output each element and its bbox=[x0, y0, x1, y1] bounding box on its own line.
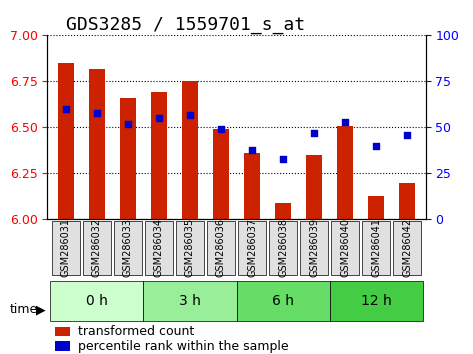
FancyBboxPatch shape bbox=[176, 221, 204, 275]
Bar bbox=[275, 203, 291, 219]
Text: time: time bbox=[9, 303, 38, 316]
Text: 6 h: 6 h bbox=[272, 294, 294, 308]
Bar bbox=[151, 92, 166, 219]
Bar bbox=[58, 63, 74, 219]
Text: GSM286042: GSM286042 bbox=[402, 218, 412, 278]
Point bbox=[372, 143, 380, 149]
Bar bbox=[55, 327, 70, 336]
FancyBboxPatch shape bbox=[393, 221, 421, 275]
FancyBboxPatch shape bbox=[236, 281, 330, 321]
Point bbox=[186, 112, 194, 118]
Point bbox=[403, 132, 411, 138]
Bar bbox=[182, 81, 198, 219]
Text: GSM286035: GSM286035 bbox=[185, 218, 195, 278]
Text: 0 h: 0 h bbox=[86, 294, 108, 308]
Bar bbox=[307, 155, 322, 219]
Bar bbox=[120, 98, 136, 219]
FancyBboxPatch shape bbox=[114, 221, 142, 275]
Text: GSM286037: GSM286037 bbox=[247, 218, 257, 278]
Text: GSM286032: GSM286032 bbox=[92, 218, 102, 278]
Text: GSM286036: GSM286036 bbox=[216, 218, 226, 277]
Bar bbox=[213, 129, 229, 219]
Text: 12 h: 12 h bbox=[361, 294, 392, 308]
Text: GSM286038: GSM286038 bbox=[278, 218, 288, 277]
FancyBboxPatch shape bbox=[145, 221, 173, 275]
Bar bbox=[55, 341, 70, 351]
Point bbox=[124, 121, 131, 127]
Text: GSM286040: GSM286040 bbox=[340, 218, 350, 277]
Bar bbox=[399, 183, 415, 219]
Point bbox=[342, 119, 349, 125]
FancyBboxPatch shape bbox=[83, 221, 111, 275]
Point bbox=[93, 110, 101, 115]
Point bbox=[248, 147, 256, 152]
FancyBboxPatch shape bbox=[330, 281, 422, 321]
Text: percentile rank within the sample: percentile rank within the sample bbox=[78, 339, 288, 353]
Bar bbox=[89, 69, 105, 219]
FancyBboxPatch shape bbox=[207, 221, 235, 275]
Text: transformed count: transformed count bbox=[78, 325, 194, 338]
FancyBboxPatch shape bbox=[269, 221, 297, 275]
FancyBboxPatch shape bbox=[300, 221, 328, 275]
Text: GSM286034: GSM286034 bbox=[154, 218, 164, 277]
Text: ▶: ▶ bbox=[35, 303, 45, 316]
Bar bbox=[337, 126, 353, 219]
FancyBboxPatch shape bbox=[51, 281, 143, 321]
FancyBboxPatch shape bbox=[238, 221, 266, 275]
FancyBboxPatch shape bbox=[362, 221, 390, 275]
Text: 3 h: 3 h bbox=[179, 294, 201, 308]
Text: GSM286033: GSM286033 bbox=[123, 218, 133, 277]
Point bbox=[310, 130, 318, 136]
Text: GDS3285 / 1559701_s_at: GDS3285 / 1559701_s_at bbox=[66, 16, 306, 34]
Text: GSM286031: GSM286031 bbox=[61, 218, 71, 277]
FancyBboxPatch shape bbox=[331, 221, 359, 275]
Text: GSM286041: GSM286041 bbox=[371, 218, 381, 277]
Bar bbox=[368, 195, 384, 219]
Text: GSM286039: GSM286039 bbox=[309, 218, 319, 277]
Bar bbox=[244, 153, 260, 219]
Point bbox=[62, 106, 70, 112]
FancyBboxPatch shape bbox=[143, 281, 236, 321]
Point bbox=[217, 126, 225, 132]
FancyBboxPatch shape bbox=[52, 221, 80, 275]
Point bbox=[279, 156, 287, 161]
Point bbox=[155, 115, 163, 121]
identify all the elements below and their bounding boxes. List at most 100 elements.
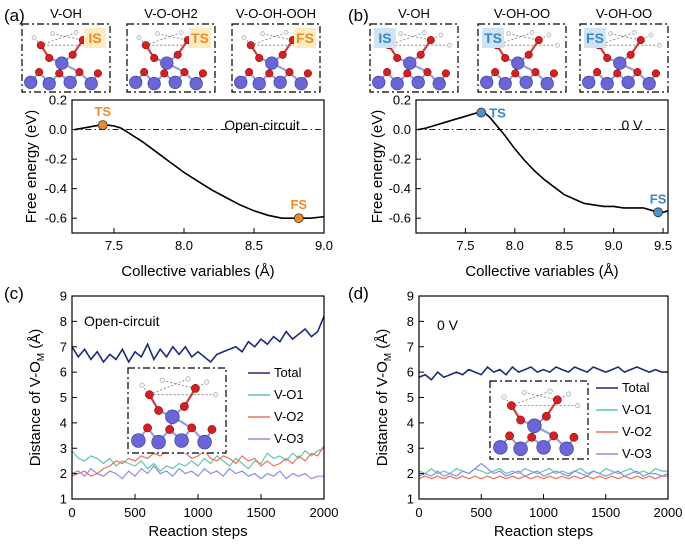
snapshot-frame xyxy=(21,23,111,93)
y-axis-label: Free energy (eV) xyxy=(369,110,386,223)
v-atom xyxy=(160,56,174,70)
o-atom xyxy=(143,423,152,433)
h-atom xyxy=(506,31,511,37)
o-atom xyxy=(549,69,558,78)
panel-a: (a) 7.5 8.0 8.5 9.0 -0.6 -0.4 -0.2 0.0 0.2 Collect… xyxy=(4,6,333,280)
h-atom xyxy=(31,35,37,40)
o-atom xyxy=(403,69,412,78)
o-atom xyxy=(511,69,520,78)
o-atom xyxy=(160,69,169,78)
y-axis-label: Free energy (eV) xyxy=(23,110,40,223)
o-atom xyxy=(180,68,189,77)
h-atom xyxy=(241,35,247,40)
h-atom xyxy=(50,31,55,37)
h-atom xyxy=(73,30,79,35)
v-atom xyxy=(151,434,166,450)
o-atom xyxy=(165,425,175,434)
point-ts xyxy=(476,107,487,118)
h-bond xyxy=(508,33,539,41)
v-atom xyxy=(42,76,56,91)
state-badge-label: TS xyxy=(191,30,209,46)
legend-entry: Total xyxy=(274,365,302,380)
o-atom xyxy=(416,50,425,59)
v-atom xyxy=(642,76,656,91)
y-tick-label: 1 xyxy=(407,492,414,507)
v-atom xyxy=(493,440,508,455)
state-badge xyxy=(584,28,606,48)
panel-b: (b) 7.5 8.0 8.5 9.0 9.5 -0.6 -0.4 -0.2 0.0 0.2 Coll… xyxy=(348,6,672,280)
x-tick-label: 0 xyxy=(68,505,75,520)
y-tick-label: 7 xyxy=(407,339,414,354)
o-atom xyxy=(541,412,551,421)
v-atom xyxy=(559,441,574,456)
v-atom xyxy=(527,418,542,433)
x-tick-label: 7.5 xyxy=(105,238,123,253)
inset-frame xyxy=(127,367,227,454)
x-tick-label: 8.0 xyxy=(506,238,524,253)
h-atom xyxy=(554,42,560,48)
o-atom xyxy=(383,68,392,77)
y-axis-label: Distance of V-OM (Å) xyxy=(27,329,47,467)
o-atom xyxy=(426,36,435,45)
o-atom xyxy=(179,402,189,411)
y-tick-label: 8 xyxy=(60,314,67,329)
y-tick-label: 0.0 xyxy=(393,122,411,137)
h-bond xyxy=(52,33,83,41)
x-tick-label: 8.5 xyxy=(555,238,573,253)
o-atom xyxy=(141,41,150,50)
state-badge-label: FS xyxy=(296,30,314,46)
state-badge xyxy=(189,28,211,48)
o-atom xyxy=(150,53,159,63)
snapshot-title: V-OH-OO xyxy=(494,6,550,21)
y-axis-label: Distance of V-OM (Å) xyxy=(374,329,394,467)
o-atom xyxy=(198,69,207,78)
v-atom xyxy=(168,75,182,89)
h-atom xyxy=(446,42,452,48)
h-atom xyxy=(136,35,142,40)
o-atom xyxy=(636,36,645,45)
state-badge-label: FS xyxy=(586,30,604,46)
v-atom xyxy=(613,56,627,70)
o-atom xyxy=(68,50,77,59)
y-tick-label: 4 xyxy=(407,415,414,430)
snapshot-2: V-O-OH2 TS xyxy=(126,6,216,93)
v-atom xyxy=(174,433,189,448)
snapshot-1: V-OH IS xyxy=(21,6,111,93)
free-energy-line xyxy=(417,110,669,214)
snapshot-title: V-OH xyxy=(50,6,82,21)
v-atom xyxy=(129,75,143,89)
h-atom xyxy=(159,377,165,384)
y-tick-label: 0.0 xyxy=(49,122,67,137)
snapshot-3: V-O-OH-OOH FS xyxy=(231,6,321,93)
x-tick-label: 500 xyxy=(470,505,492,520)
o-atom xyxy=(534,36,543,45)
point-ts xyxy=(97,120,108,131)
point-label-ts: TS xyxy=(94,104,111,119)
o-atom xyxy=(603,53,612,63)
v-atom xyxy=(390,76,404,91)
h-atom xyxy=(608,31,613,37)
h-atom xyxy=(631,30,637,35)
plot-frame xyxy=(415,99,669,234)
o-atom xyxy=(524,50,533,59)
y-tick-label: 6 xyxy=(60,365,67,380)
legend: Total V-O1 V-O2 V-O3 xyxy=(596,380,652,461)
y-tick-label: 6 xyxy=(407,365,414,380)
o-atom xyxy=(173,50,182,59)
h-atom xyxy=(213,392,219,398)
h-bond xyxy=(610,33,641,41)
o-atom xyxy=(491,68,500,77)
series-line-v-o1 xyxy=(418,467,668,475)
o-atom xyxy=(527,432,537,442)
condition-label: Open-circuit xyxy=(224,117,300,133)
v-atom xyxy=(252,76,266,91)
x-axis-label: Reaction steps xyxy=(494,523,593,540)
snapshot-title: V-O-OH-OOH xyxy=(236,6,316,21)
point-label-fs: FS xyxy=(650,191,667,206)
o-atom xyxy=(246,41,255,50)
panel-label: (a) xyxy=(4,6,25,25)
series-line-v-o3 xyxy=(418,462,669,477)
h-atom xyxy=(398,31,403,37)
v-atom xyxy=(582,75,596,89)
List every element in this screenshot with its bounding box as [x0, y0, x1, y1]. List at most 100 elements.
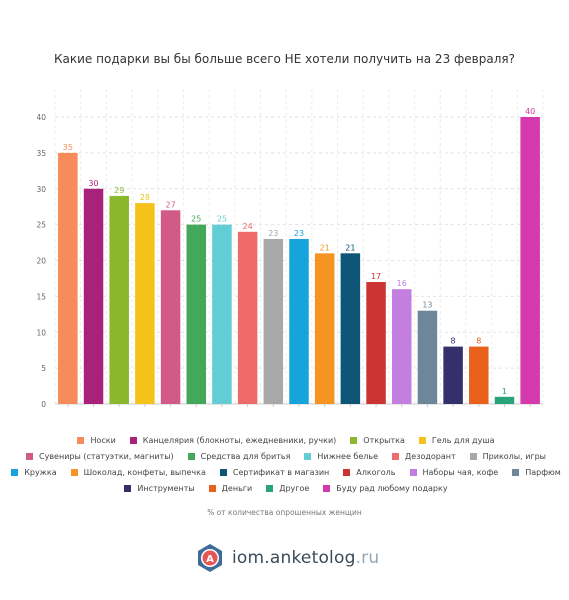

......

PROBLEM: Recast the lines between the one holding "snapshot-frame xyxy=(21,23,111,93)" and the one holding "o-atom xyxy=(416,50,425,59)", inclusive, as a Markdown table with the columns No. and Entry, numbering each line in order and leaving out any blank lines.

EXPECTED ANSWER:
| No. | Entry |
|---|---|
| 1 | snapshot-frame xyxy=(21,23,111,93) |
| 2 | y-axis-label: Free energy (eV) xyxy=(369,110,386,223) |
| 3 | v-atom xyxy=(160,56,174,70) |
| 4 | o-atom xyxy=(143,423,152,433) |
| 5 | h-atom xyxy=(506,31,511,37) |
| 6 | o-atom xyxy=(549,69,558,78) |
| 7 | panel-a: (a) 7.5 8.0 8.5 9.0 -0.6 -0.4 -0.2 0.0 0.2 Collect… xyxy=(4,6,333,280) |
| 8 | h-atom xyxy=(31,35,37,40) |
| 9 | o-atom xyxy=(403,69,412,78) |
| 10 | o-atom xyxy=(511,69,520,78) |
| 11 | o-atom xyxy=(160,69,169,78) |
| 12 | y-axis-label: Free energy (eV) xyxy=(23,110,40,223) |
| 13 | o-atom xyxy=(180,68,189,77) |
| 14 | h-atom xyxy=(241,35,247,40) |
| 15 | h-atom xyxy=(50,31,55,37) |
| 16 | h-atom xyxy=(73,30,79,35) |
| 17 | v-atom xyxy=(151,434,166,450) |
| 18 | o-atom xyxy=(165,425,175,434) |
| 19 | point-ts xyxy=(476,107,487,118) |
| 20 | h-bond xyxy=(508,33,539,41) |
| 21 | v-atom xyxy=(42,76,56,91) |
| 22 | state-badge-label: TS xyxy=(191,30,209,46) |
| 23 | legend-entry: Total xyxy=(274,365,302,380) |
| 24 | o-atom xyxy=(416,50,425,59) |